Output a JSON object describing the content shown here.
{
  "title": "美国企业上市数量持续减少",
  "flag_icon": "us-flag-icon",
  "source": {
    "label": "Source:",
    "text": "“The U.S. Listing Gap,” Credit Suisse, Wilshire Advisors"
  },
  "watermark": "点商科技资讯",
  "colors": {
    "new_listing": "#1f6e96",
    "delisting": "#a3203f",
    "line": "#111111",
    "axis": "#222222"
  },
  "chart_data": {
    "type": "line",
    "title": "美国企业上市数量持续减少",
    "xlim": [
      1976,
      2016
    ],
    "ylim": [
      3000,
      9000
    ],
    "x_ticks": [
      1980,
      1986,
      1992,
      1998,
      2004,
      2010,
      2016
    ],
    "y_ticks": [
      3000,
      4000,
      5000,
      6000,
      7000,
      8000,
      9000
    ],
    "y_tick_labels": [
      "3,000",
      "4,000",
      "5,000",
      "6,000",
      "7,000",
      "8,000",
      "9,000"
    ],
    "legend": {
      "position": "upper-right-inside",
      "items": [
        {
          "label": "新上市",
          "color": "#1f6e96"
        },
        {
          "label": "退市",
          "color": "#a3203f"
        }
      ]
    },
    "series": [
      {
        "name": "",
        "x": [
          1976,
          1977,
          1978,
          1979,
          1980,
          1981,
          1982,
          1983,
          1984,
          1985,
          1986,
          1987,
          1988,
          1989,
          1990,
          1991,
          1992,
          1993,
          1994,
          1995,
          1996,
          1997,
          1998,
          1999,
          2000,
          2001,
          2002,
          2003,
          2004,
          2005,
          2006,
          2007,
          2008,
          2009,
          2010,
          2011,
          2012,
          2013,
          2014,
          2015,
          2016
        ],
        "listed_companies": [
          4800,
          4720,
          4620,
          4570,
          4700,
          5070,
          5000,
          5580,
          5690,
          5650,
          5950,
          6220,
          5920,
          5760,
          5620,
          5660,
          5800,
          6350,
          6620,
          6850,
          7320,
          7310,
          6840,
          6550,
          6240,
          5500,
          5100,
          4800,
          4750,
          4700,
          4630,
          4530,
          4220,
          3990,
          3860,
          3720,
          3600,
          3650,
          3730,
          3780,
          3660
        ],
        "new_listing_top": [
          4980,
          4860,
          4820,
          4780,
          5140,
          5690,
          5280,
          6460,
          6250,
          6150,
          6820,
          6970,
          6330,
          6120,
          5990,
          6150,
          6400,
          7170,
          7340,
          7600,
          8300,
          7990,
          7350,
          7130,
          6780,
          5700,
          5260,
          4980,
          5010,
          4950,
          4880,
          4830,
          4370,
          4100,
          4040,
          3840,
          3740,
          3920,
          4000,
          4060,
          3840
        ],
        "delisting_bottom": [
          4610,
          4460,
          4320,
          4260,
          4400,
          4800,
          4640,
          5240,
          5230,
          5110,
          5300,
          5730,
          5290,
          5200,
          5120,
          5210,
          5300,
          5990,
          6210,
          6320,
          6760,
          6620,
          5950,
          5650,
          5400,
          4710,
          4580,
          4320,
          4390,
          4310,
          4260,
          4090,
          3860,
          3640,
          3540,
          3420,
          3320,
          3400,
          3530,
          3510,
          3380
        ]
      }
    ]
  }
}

* * * *

- _Work to be completed_
Say how many lines in the records contain the string "美国企业上市数量持续减少", and say nothing else.

- _Response to this task_
2